Your goal » In the data below, which lines hold "Year"? Copy every one.

### Data excerpts ###

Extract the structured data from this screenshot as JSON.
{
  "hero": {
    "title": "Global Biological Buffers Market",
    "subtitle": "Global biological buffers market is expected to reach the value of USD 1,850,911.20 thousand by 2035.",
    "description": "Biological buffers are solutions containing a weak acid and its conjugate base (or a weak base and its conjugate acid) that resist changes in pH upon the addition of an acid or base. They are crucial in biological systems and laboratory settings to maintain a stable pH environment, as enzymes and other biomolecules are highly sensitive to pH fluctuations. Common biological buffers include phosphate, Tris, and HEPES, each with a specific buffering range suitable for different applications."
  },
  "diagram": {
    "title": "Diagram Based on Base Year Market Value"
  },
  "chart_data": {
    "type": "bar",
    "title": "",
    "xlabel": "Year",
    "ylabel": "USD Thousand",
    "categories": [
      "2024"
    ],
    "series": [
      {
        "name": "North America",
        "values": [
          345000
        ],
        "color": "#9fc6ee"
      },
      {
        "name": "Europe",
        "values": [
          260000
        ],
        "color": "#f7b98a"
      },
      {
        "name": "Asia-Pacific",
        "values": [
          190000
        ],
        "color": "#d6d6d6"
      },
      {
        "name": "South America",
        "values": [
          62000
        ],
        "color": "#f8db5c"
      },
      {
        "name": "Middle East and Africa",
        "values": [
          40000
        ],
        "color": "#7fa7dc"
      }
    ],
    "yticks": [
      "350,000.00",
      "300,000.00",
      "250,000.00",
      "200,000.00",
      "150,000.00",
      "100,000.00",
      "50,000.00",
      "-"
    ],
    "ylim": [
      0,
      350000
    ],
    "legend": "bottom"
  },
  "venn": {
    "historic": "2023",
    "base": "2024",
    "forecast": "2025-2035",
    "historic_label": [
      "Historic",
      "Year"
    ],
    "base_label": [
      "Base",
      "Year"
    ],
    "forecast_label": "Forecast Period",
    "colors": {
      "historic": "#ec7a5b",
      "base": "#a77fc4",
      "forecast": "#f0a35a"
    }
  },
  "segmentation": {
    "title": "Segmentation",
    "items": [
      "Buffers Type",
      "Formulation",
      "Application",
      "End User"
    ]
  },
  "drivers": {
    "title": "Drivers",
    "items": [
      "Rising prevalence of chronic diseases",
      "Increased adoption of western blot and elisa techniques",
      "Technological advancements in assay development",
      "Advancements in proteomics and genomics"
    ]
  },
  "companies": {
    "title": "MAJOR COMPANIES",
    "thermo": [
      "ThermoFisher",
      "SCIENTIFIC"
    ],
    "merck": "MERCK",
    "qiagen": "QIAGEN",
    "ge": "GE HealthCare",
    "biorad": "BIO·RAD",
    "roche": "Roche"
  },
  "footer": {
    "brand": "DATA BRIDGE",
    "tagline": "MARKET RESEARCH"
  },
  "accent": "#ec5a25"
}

###

Solution for this problem »
    "title": "Diagram Based on Base Year Market Value"
    "xlabel": "Year",
      "Year"
      "Year"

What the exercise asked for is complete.